Convert everything from the start of the data down to and including the line containing "991, 533, 1010]" into a Markdown table with the columns Row and Entry. Number each line in Row, put its text in Entry, and omit blank lines.

## WORKING DATA
[start]
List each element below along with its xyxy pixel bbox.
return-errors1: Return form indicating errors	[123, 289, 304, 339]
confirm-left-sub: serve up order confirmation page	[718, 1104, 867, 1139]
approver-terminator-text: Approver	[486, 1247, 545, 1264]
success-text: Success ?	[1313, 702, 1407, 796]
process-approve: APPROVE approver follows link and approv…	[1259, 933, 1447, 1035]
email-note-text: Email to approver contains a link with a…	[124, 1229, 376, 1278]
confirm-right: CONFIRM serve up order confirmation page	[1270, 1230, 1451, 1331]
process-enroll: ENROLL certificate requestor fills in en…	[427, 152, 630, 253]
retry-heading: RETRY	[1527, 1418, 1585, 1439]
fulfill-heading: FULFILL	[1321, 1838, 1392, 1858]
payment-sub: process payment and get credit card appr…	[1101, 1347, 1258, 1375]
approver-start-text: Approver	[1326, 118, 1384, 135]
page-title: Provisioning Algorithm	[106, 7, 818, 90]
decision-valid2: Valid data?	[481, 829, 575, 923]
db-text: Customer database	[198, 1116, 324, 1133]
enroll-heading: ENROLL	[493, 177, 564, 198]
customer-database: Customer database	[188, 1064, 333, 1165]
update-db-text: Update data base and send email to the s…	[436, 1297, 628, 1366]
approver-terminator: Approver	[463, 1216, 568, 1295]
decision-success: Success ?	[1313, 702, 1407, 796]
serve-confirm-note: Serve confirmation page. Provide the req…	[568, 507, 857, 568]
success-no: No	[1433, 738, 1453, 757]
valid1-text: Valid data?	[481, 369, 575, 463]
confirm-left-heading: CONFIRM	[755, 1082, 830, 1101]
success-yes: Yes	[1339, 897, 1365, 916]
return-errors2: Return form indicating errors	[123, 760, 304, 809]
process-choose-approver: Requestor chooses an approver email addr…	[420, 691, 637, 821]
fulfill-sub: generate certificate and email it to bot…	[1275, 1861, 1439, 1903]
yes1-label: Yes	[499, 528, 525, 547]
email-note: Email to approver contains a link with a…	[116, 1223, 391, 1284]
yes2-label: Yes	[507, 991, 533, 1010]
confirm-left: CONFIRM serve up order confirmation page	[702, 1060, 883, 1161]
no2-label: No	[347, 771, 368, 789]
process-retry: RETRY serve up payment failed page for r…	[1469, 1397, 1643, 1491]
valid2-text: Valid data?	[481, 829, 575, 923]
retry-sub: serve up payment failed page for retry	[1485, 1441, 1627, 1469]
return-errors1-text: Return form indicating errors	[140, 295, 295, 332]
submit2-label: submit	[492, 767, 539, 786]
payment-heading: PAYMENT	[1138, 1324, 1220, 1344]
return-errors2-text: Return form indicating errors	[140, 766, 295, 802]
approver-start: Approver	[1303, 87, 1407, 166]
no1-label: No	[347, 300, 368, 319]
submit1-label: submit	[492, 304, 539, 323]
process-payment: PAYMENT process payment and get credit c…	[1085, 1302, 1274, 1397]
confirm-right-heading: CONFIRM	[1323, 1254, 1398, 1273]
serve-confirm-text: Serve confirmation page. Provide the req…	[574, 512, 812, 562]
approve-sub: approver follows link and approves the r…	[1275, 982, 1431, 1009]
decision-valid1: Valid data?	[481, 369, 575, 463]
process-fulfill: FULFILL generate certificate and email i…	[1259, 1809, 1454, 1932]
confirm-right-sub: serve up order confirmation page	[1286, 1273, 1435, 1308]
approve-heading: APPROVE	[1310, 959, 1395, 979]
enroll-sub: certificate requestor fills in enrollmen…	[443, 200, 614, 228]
[end]
## OUTPUT OF THE TASK
| Row | Entry |
|---|---|
| 1 | List each element below along with its xyxy pixel bbox. |
| 2 | return-errors1: Return form indicating errors	[123, 289, 304, 339] |
| 3 | confirm-left-sub: serve up order confirmation page	[718, 1104, 867, 1139] |
| 4 | approver-terminator-text: Approver	[486, 1247, 545, 1264] |
| 5 | success-text: Success ?	[1313, 702, 1407, 796] |
| 6 | process-approve: APPROVE approver follows link and approv…	[1259, 933, 1447, 1035] |
| 7 | email-note-text: Email to approver contains a link with a…	[124, 1229, 376, 1278] |
| 8 | confirm-right: CONFIRM serve up order confirmation page	[1270, 1230, 1451, 1331] |
| 9 | process-enroll: ENROLL certificate requestor fills in en…	[427, 152, 630, 253] |
| 10 | retry-heading: RETRY	[1527, 1418, 1585, 1439] |
| 11 | fulfill-heading: FULFILL	[1321, 1838, 1392, 1858] |
| 12 | payment-sub: process payment and get credit card appr…	[1101, 1347, 1258, 1375] |
| 13 | approver-start-text: Approver	[1326, 118, 1384, 135] |
| 14 | page-title: Provisioning Algorithm	[106, 7, 818, 90] |
| 15 | decision-valid2: Valid data?	[481, 829, 575, 923] |
| 16 | db-text: Customer database	[198, 1116, 324, 1133] |
| 17 | enroll-heading: ENROLL	[493, 177, 564, 198] |
| 18 | customer-database: Customer database	[188, 1064, 333, 1165] |
| 19 | update-db-text: Update data base and send email to the s…	[436, 1297, 628, 1366] |
| 20 | approver-terminator: Approver	[463, 1216, 568, 1295] |
| 21 | decision-success: Success ?	[1313, 702, 1407, 796] |
| 22 | serve-confirm-note: Serve confirmation page. Provide the req…	[568, 507, 857, 568] |
| 23 | success-no: No	[1433, 738, 1453, 757] |
| 24 | valid1-text: Valid data?	[481, 369, 575, 463] |
| 25 | confirm-left-heading: CONFIRM	[755, 1082, 830, 1101] |
| 26 | success-yes: Yes	[1339, 897, 1365, 916] |
| 27 | return-errors2: Return form indicating errors	[123, 760, 304, 809] |
| 28 | process-choose-approver: Requestor chooses an approver email addr…	[420, 691, 637, 821] |
| 29 | fulfill-sub: generate certificate and email it to bot…	[1275, 1861, 1439, 1903] |
| 30 | yes1-label: Yes	[499, 528, 525, 547] |
| 31 | email-note: Email to approver contains a link with a…	[116, 1223, 391, 1284] |
| 32 | yes2-label: Yes	[507, 991, 533, 1010] |